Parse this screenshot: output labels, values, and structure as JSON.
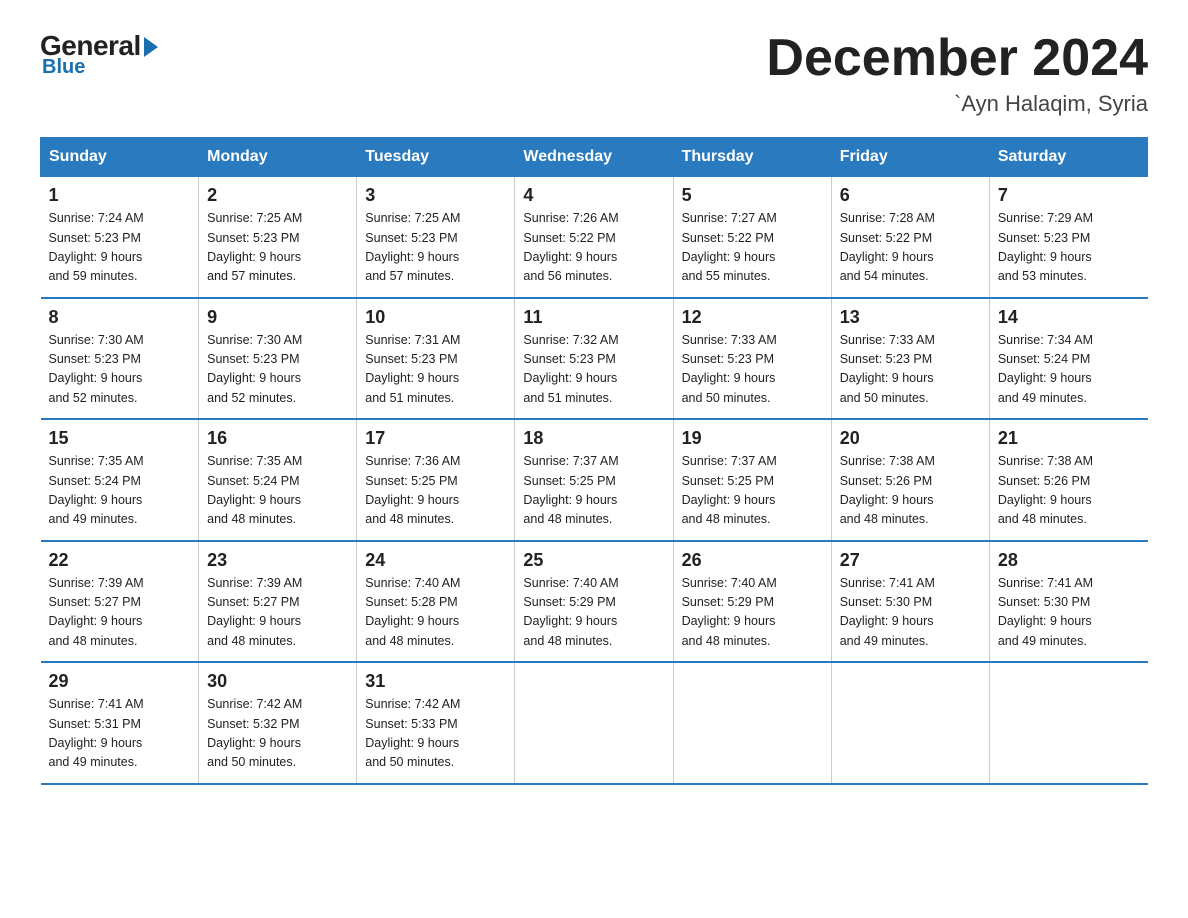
{
  "logo": {
    "general": "General",
    "blue": "Blue"
  },
  "header": {
    "month": "December 2024",
    "location": "`Ayn Halaqim, Syria"
  },
  "weekdays": [
    "Sunday",
    "Monday",
    "Tuesday",
    "Wednesday",
    "Thursday",
    "Friday",
    "Saturday"
  ],
  "weeks": [
    [
      {
        "day": "1",
        "sunrise": "7:24 AM",
        "sunset": "5:23 PM",
        "daylight": "9 hours and 59 minutes."
      },
      {
        "day": "2",
        "sunrise": "7:25 AM",
        "sunset": "5:23 PM",
        "daylight": "9 hours and 57 minutes."
      },
      {
        "day": "3",
        "sunrise": "7:25 AM",
        "sunset": "5:23 PM",
        "daylight": "9 hours and 57 minutes."
      },
      {
        "day": "4",
        "sunrise": "7:26 AM",
        "sunset": "5:22 PM",
        "daylight": "9 hours and 56 minutes."
      },
      {
        "day": "5",
        "sunrise": "7:27 AM",
        "sunset": "5:22 PM",
        "daylight": "9 hours and 55 minutes."
      },
      {
        "day": "6",
        "sunrise": "7:28 AM",
        "sunset": "5:22 PM",
        "daylight": "9 hours and 54 minutes."
      },
      {
        "day": "7",
        "sunrise": "7:29 AM",
        "sunset": "5:23 PM",
        "daylight": "9 hours and 53 minutes."
      }
    ],
    [
      {
        "day": "8",
        "sunrise": "7:30 AM",
        "sunset": "5:23 PM",
        "daylight": "9 hours and 52 minutes."
      },
      {
        "day": "9",
        "sunrise": "7:30 AM",
        "sunset": "5:23 PM",
        "daylight": "9 hours and 52 minutes."
      },
      {
        "day": "10",
        "sunrise": "7:31 AM",
        "sunset": "5:23 PM",
        "daylight": "9 hours and 51 minutes."
      },
      {
        "day": "11",
        "sunrise": "7:32 AM",
        "sunset": "5:23 PM",
        "daylight": "9 hours and 51 minutes."
      },
      {
        "day": "12",
        "sunrise": "7:33 AM",
        "sunset": "5:23 PM",
        "daylight": "9 hours and 50 minutes."
      },
      {
        "day": "13",
        "sunrise": "7:33 AM",
        "sunset": "5:23 PM",
        "daylight": "9 hours and 50 minutes."
      },
      {
        "day": "14",
        "sunrise": "7:34 AM",
        "sunset": "5:24 PM",
        "daylight": "9 hours and 49 minutes."
      }
    ],
    [
      {
        "day": "15",
        "sunrise": "7:35 AM",
        "sunset": "5:24 PM",
        "daylight": "9 hours and 49 minutes."
      },
      {
        "day": "16",
        "sunrise": "7:35 AM",
        "sunset": "5:24 PM",
        "daylight": "9 hours and 48 minutes."
      },
      {
        "day": "17",
        "sunrise": "7:36 AM",
        "sunset": "5:25 PM",
        "daylight": "9 hours and 48 minutes."
      },
      {
        "day": "18",
        "sunrise": "7:37 AM",
        "sunset": "5:25 PM",
        "daylight": "9 hours and 48 minutes."
      },
      {
        "day": "19",
        "sunrise": "7:37 AM",
        "sunset": "5:25 PM",
        "daylight": "9 hours and 48 minutes."
      },
      {
        "day": "20",
        "sunrise": "7:38 AM",
        "sunset": "5:26 PM",
        "daylight": "9 hours and 48 minutes."
      },
      {
        "day": "21",
        "sunrise": "7:38 AM",
        "sunset": "5:26 PM",
        "daylight": "9 hours and 48 minutes."
      }
    ],
    [
      {
        "day": "22",
        "sunrise": "7:39 AM",
        "sunset": "5:27 PM",
        "daylight": "9 hours and 48 minutes."
      },
      {
        "day": "23",
        "sunrise": "7:39 AM",
        "sunset": "5:27 PM",
        "daylight": "9 hours and 48 minutes."
      },
      {
        "day": "24",
        "sunrise": "7:40 AM",
        "sunset": "5:28 PM",
        "daylight": "9 hours and 48 minutes."
      },
      {
        "day": "25",
        "sunrise": "7:40 AM",
        "sunset": "5:29 PM",
        "daylight": "9 hours and 48 minutes."
      },
      {
        "day": "26",
        "sunrise": "7:40 AM",
        "sunset": "5:29 PM",
        "daylight": "9 hours and 48 minutes."
      },
      {
        "day": "27",
        "sunrise": "7:41 AM",
        "sunset": "5:30 PM",
        "daylight": "9 hours and 49 minutes."
      },
      {
        "day": "28",
        "sunrise": "7:41 AM",
        "sunset": "5:30 PM",
        "daylight": "9 hours and 49 minutes."
      }
    ],
    [
      {
        "day": "29",
        "sunrise": "7:41 AM",
        "sunset": "5:31 PM",
        "daylight": "9 hours and 49 minutes."
      },
      {
        "day": "30",
        "sunrise": "7:42 AM",
        "sunset": "5:32 PM",
        "daylight": "9 hours and 50 minutes."
      },
      {
        "day": "31",
        "sunrise": "7:42 AM",
        "sunset": "5:33 PM",
        "daylight": "9 hours and 50 minutes."
      },
      null,
      null,
      null,
      null
    ]
  ],
  "labels": {
    "sunrise": "Sunrise:",
    "sunset": "Sunset:",
    "daylight": "Daylight:"
  }
}
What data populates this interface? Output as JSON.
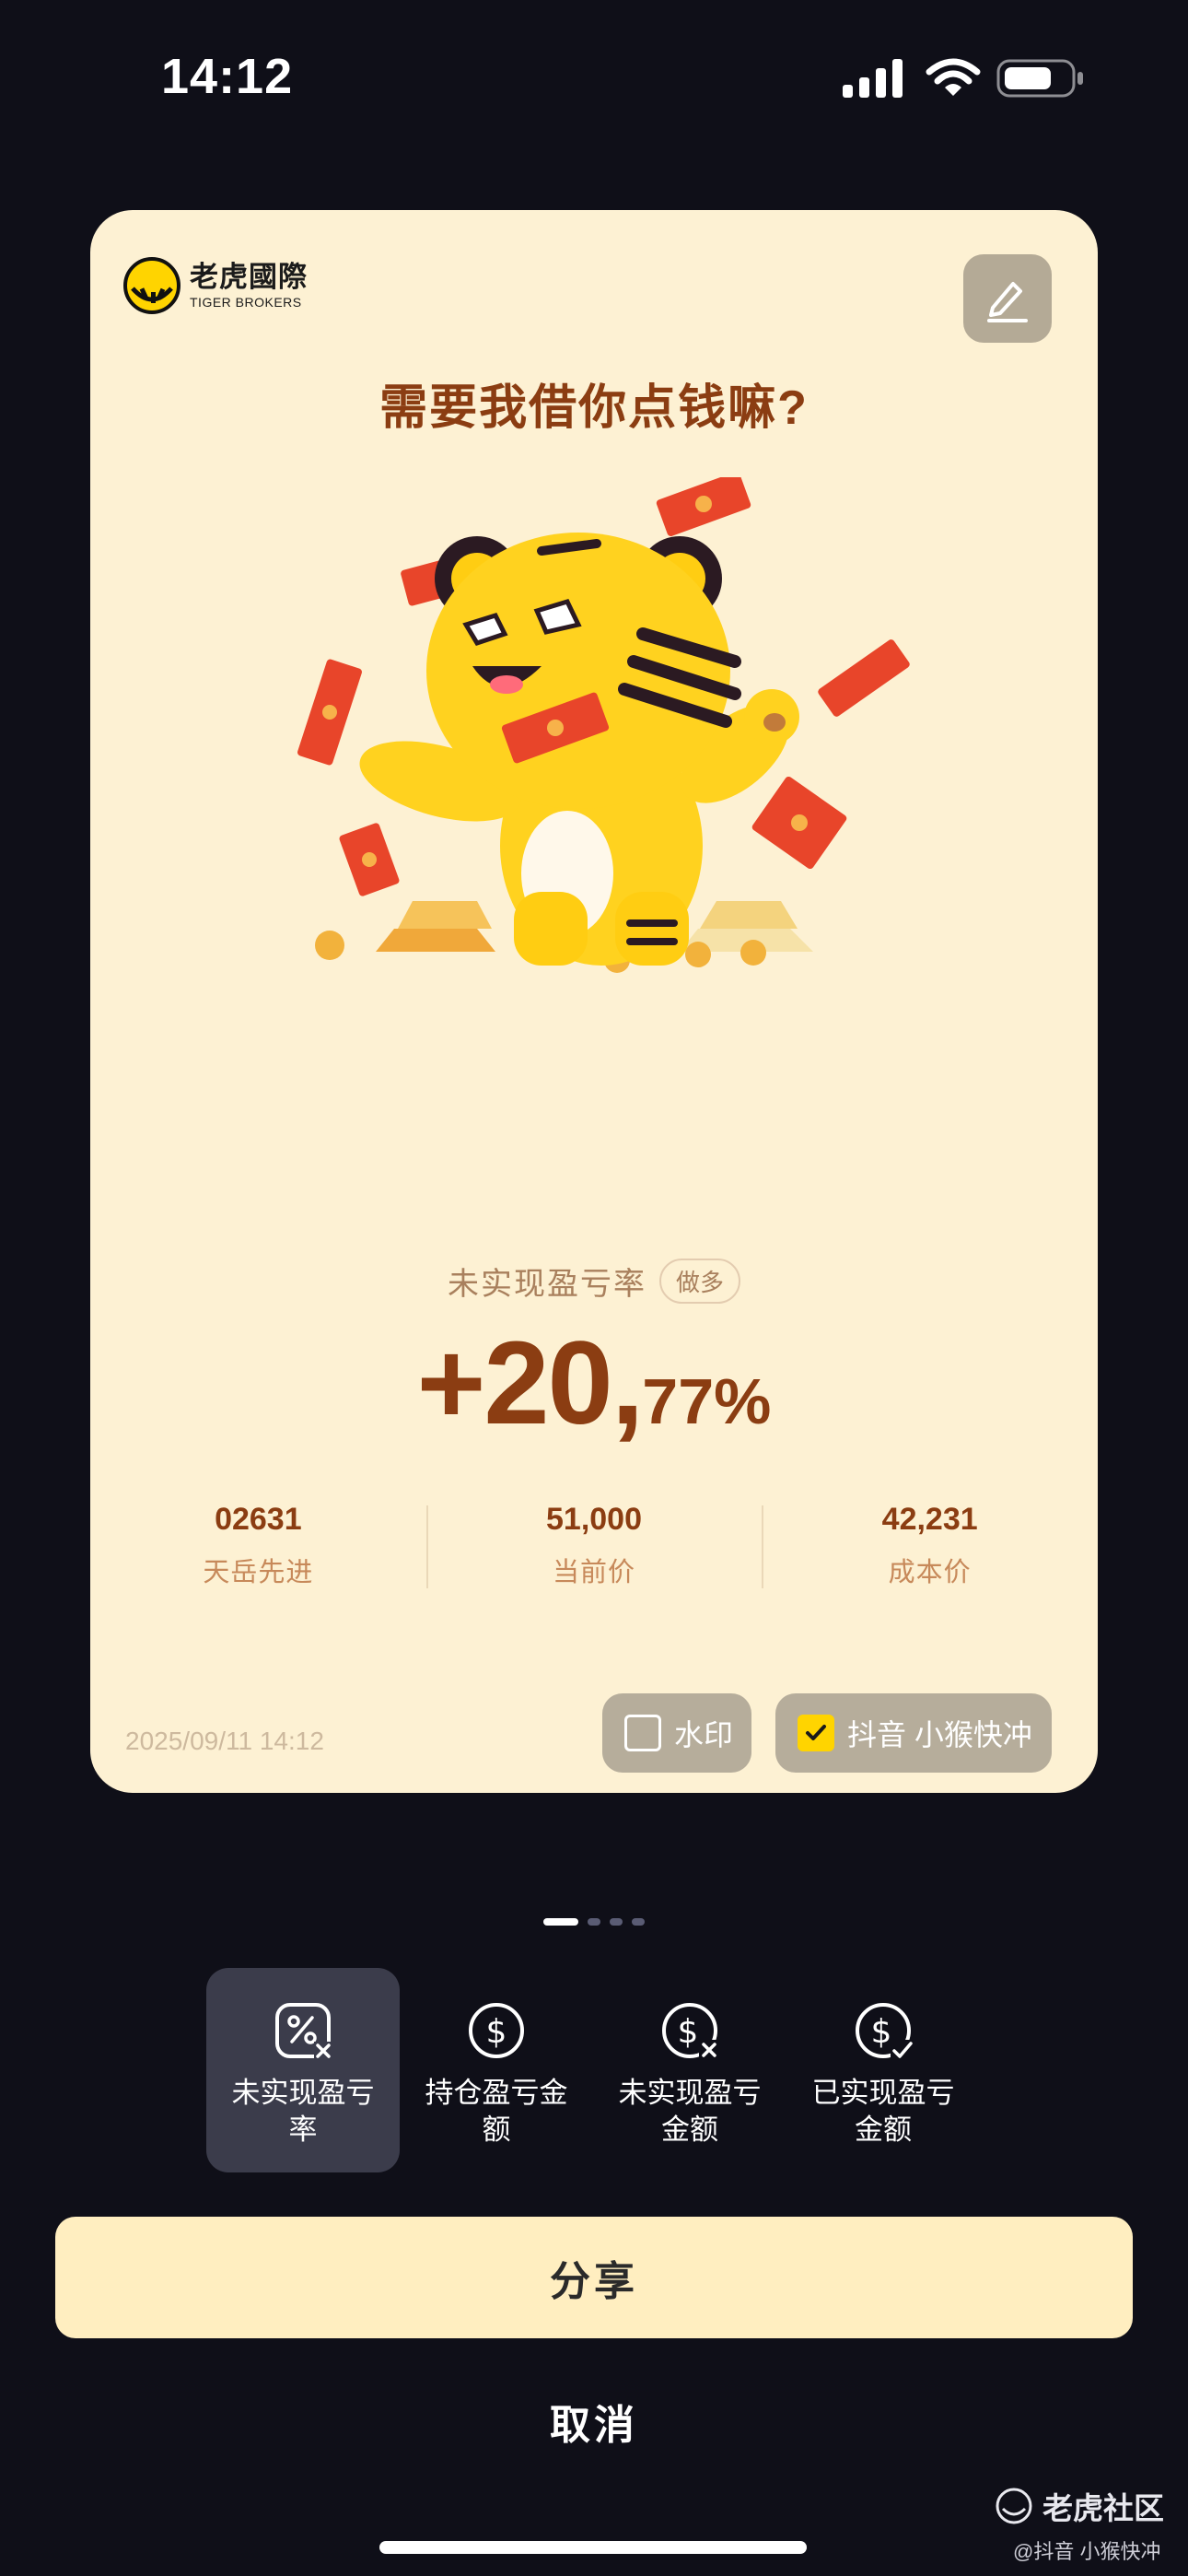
{
  "status_bar": {
    "time": "14:12"
  },
  "card": {
    "brand": {
      "name_cn": "老虎國際",
      "name_en": "TIGER BROKERS"
    },
    "title": "需要我借你点钱嘛?",
    "metric": {
      "label": "未实现盈亏率",
      "position_badge": "做多",
      "value_main": "+20,",
      "value_sub": "77%"
    },
    "stats": [
      {
        "value": "02631",
        "label": "天岳先进"
      },
      {
        "value": "51,000",
        "label": "当前价"
      },
      {
        "value": "42,231",
        "label": "成本价"
      }
    ],
    "timestamp": "2025/09/11 14:12",
    "toggles": {
      "watermark": {
        "label": "水印",
        "checked": false
      },
      "account": {
        "label": "抖音 小猴快冲",
        "checked": true
      }
    }
  },
  "pager": {
    "count": 4,
    "active": 0
  },
  "tabs": [
    {
      "label": "未实现盈亏率",
      "icon": "percent-x-icon",
      "active": true
    },
    {
      "label": "持仓盈亏金额",
      "icon": "dollar-icon",
      "active": false
    },
    {
      "label": "未实现盈亏金额",
      "icon": "dollar-x-icon",
      "active": false
    },
    {
      "label": "已实现盈亏金额",
      "icon": "dollar-check-icon",
      "active": false
    }
  ],
  "actions": {
    "share_label": "分享",
    "cancel_label": "取消"
  },
  "watermark": {
    "forum_name": "老虎社区",
    "handle": "@抖音 小猴快冲"
  },
  "colors": {
    "card_bg": "#fdf1d3",
    "accent_brown": "#8b3d12",
    "share_bg": "#ffeec0",
    "page_bg": "#0f0f18",
    "checkbox_on": "#ffd400"
  }
}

## WHAT IS REQUIRED:
Each entry shown above must be quoted exactly, with its pictures left out.

## FULL SOLUTION:
Parse this screenshot: output labels, values, and structure as JSON.
{
  "logo": {
    "general": "General",
    "blue": "Blue"
  },
  "header": {
    "month": "December 2024",
    "location": "`Ayn Halaqim, Syria"
  },
  "weekdays": [
    "Sunday",
    "Monday",
    "Tuesday",
    "Wednesday",
    "Thursday",
    "Friday",
    "Saturday"
  ],
  "weeks": [
    [
      {
        "day": "1",
        "sunrise": "7:24 AM",
        "sunset": "5:23 PM",
        "daylight": "9 hours and 59 minutes."
      },
      {
        "day": "2",
        "sunrise": "7:25 AM",
        "sunset": "5:23 PM",
        "daylight": "9 hours and 57 minutes."
      },
      {
        "day": "3",
        "sunrise": "7:25 AM",
        "sunset": "5:23 PM",
        "daylight": "9 hours and 57 minutes."
      },
      {
        "day": "4",
        "sunrise": "7:26 AM",
        "sunset": "5:22 PM",
        "daylight": "9 hours and 56 minutes."
      },
      {
        "day": "5",
        "sunrise": "7:27 AM",
        "sunset": "5:22 PM",
        "daylight": "9 hours and 55 minutes."
      },
      {
        "day": "6",
        "sunrise": "7:28 AM",
        "sunset": "5:22 PM",
        "daylight": "9 hours and 54 minutes."
      },
      {
        "day": "7",
        "sunrise": "7:29 AM",
        "sunset": "5:23 PM",
        "daylight": "9 hours and 53 minutes."
      }
    ],
    [
      {
        "day": "8",
        "sunrise": "7:30 AM",
        "sunset": "5:23 PM",
        "daylight": "9 hours and 52 minutes."
      },
      {
        "day": "9",
        "sunrise": "7:30 AM",
        "sunset": "5:23 PM",
        "daylight": "9 hours and 52 minutes."
      },
      {
        "day": "10",
        "sunrise": "7:31 AM",
        "sunset": "5:23 PM",
        "daylight": "9 hours and 51 minutes."
      },
      {
        "day": "11",
        "sunrise": "7:32 AM",
        "sunset": "5:23 PM",
        "daylight": "9 hours and 51 minutes."
      },
      {
        "day": "12",
        "sunrise": "7:33 AM",
        "sunset": "5:23 PM",
        "daylight": "9 hours and 50 minutes."
      },
      {
        "day": "13",
        "sunrise": "7:33 AM",
        "sunset": "5:23 PM",
        "daylight": "9 hours and 50 minutes."
      },
      {
        "day": "14",
        "sunrise": "7:34 AM",
        "sunset": "5:24 PM",
        "daylight": "9 hours and 49 minutes."
      }
    ],
    [
      {
        "day": "15",
        "sunrise": "7:35 AM",
        "sunset": "5:24 PM",
        "daylight": "9 hours and 49 minutes."
      },
      {
        "day": "16",
        "sunrise": "7:35 AM",
        "sunset": "5:24 PM",
        "daylight": "9 hours and 48 minutes."
      },
      {
        "day": "17",
        "sunrise": "7:36 AM",
        "sunset": "5:25 PM",
        "daylight": "9 hours and 48 minutes."
      },
      {
        "day": "18",
        "sunrise": "7:37 AM",
        "sunset": "5:25 PM",
        "daylight": "9 hours and 48 minutes."
      },
      {
        "day": "19",
        "sunrise": "7:37 AM",
        "sunset": "5:25 PM",
        "daylight": "9 hours and 48 minutes."
      },
      {
        "day": "20",
        "sunrise": "7:38 AM",
        "sunset": "5:26 PM",
        "daylight": "9 hours and 48 minutes."
      },
      {
        "day": "21",
        "sunrise": "7:38 AM",
        "sunset": "5:26 PM",
        "daylight": "9 hours and 48 minutes."
      }
    ],
    [
      {
        "day": "22",
        "sunrise": "7:39 AM",
        "sunset": "5:27 PM",
        "daylight": "9 hours and 48 minutes."
      },
      {
        "day": "23",
        "sunrise": "7:39 AM",
        "sunset": "5:27 PM",
        "daylight": "9 hours and 48 minutes."
      },
      {
        "day": "24",
        "sunrise": "7:40 AM",
        "sunset": "5:28 PM",
        "daylight": "9 hours and 48 minutes."
      },
      {
        "day": "25",
        "sunrise": "7:40 AM",
        "sunset": "5:29 PM",
        "daylight": "9 hours and 48 minutes."
      },
      {
        "day": "26",
        "sunrise": "7:40 AM",
        "sunset": "5:29 PM",
        "daylight": "9 hours and 48 minutes."
      },
      {
        "day": "27",
        "sunrise": "7:41 AM",
        "sunset": "5:30 PM",
        "daylight": "9 hours and 49 minutes."
      },
      {
        "day": "28",
        "sunrise": "7:41 AM",
        "sunset": "5:30 PM",
        "daylight": "9 hours and 49 minutes."
      }
    ],
    [
      {
        "day": "29",
        "sunrise": "7:41 AM",
        "sunset": "5:31 PM",
        "daylight": "9 hours and 49 minutes."
      },
      {
        "day": "30",
        "sunrise": "7:42 AM",
        "sunset": "5:32 PM",
        "daylight": "9 hours and 50 minutes."
      },
      {
        "day": "31",
        "sunrise": "7:42 AM",
        "sunset": "5:33 PM",
        "daylight": "9 hours and 50 minutes."
      },
      null,
      null,
      null,
      null
    ]
  ],
  "labels": {
    "sunrise": "Sunrise:",
    "sunset": "Sunset:",
    "daylight": "Daylight:"
  }
}
What data populates this interface? Output as JSON.
{
  "status_bar": {
    "time": "14:12"
  },
  "card": {
    "brand": {
      "name_cn": "老虎國際",
      "name_en": "TIGER BROKERS"
    },
    "title": "需要我借你点钱嘛?",
    "metric": {
      "label": "未实现盈亏率",
      "position_badge": "做多",
      "value_main": "+20,",
      "value_sub": "77%"
    },
    "stats": [
      {
        "value": "02631",
        "label": "天岳先进"
      },
      {
        "value": "51,000",
        "label": "当前价"
      },
      {
        "value": "42,231",
        "label": "成本价"
      }
    ],
    "timestamp": "2025/09/11 14:12",
    "toggles": {
      "watermark": {
        "label": "水印",
        "checked": false
      },
      "account": {
        "label": "抖音 小猴快冲",
        "checked": true
      }
    }
  },
  "pager": {
    "count": 4,
    "active": 0
  },
  "tabs": [
    {
      "label": "未实现盈亏率",
      "icon": "percent-x-icon",
      "active": true
    },
    {
      "label": "持仓盈亏金额",
      "icon": "dollar-icon",
      "active": false
    },
    {
      "label": "未实现盈亏金额",
      "icon": "dollar-x-icon",
      "active": false
    },
    {
      "label": "已实现盈亏金额",
      "icon": "dollar-check-icon",
      "active": false
    }
  ],
  "actions": {
    "share_label": "分享",
    "cancel_label": "取消"
  },
  "watermark": {
    "forum_name": "老虎社区",
    "handle": "@抖音 小猴快冲"
  },
  "colors": {
    "card_bg": "#fdf1d3",
    "accent_brown": "#8b3d12",
    "share_bg": "#ffeec0",
    "page_bg": "#0f0f18",
    "checkbox_on": "#ffd400"
  }
}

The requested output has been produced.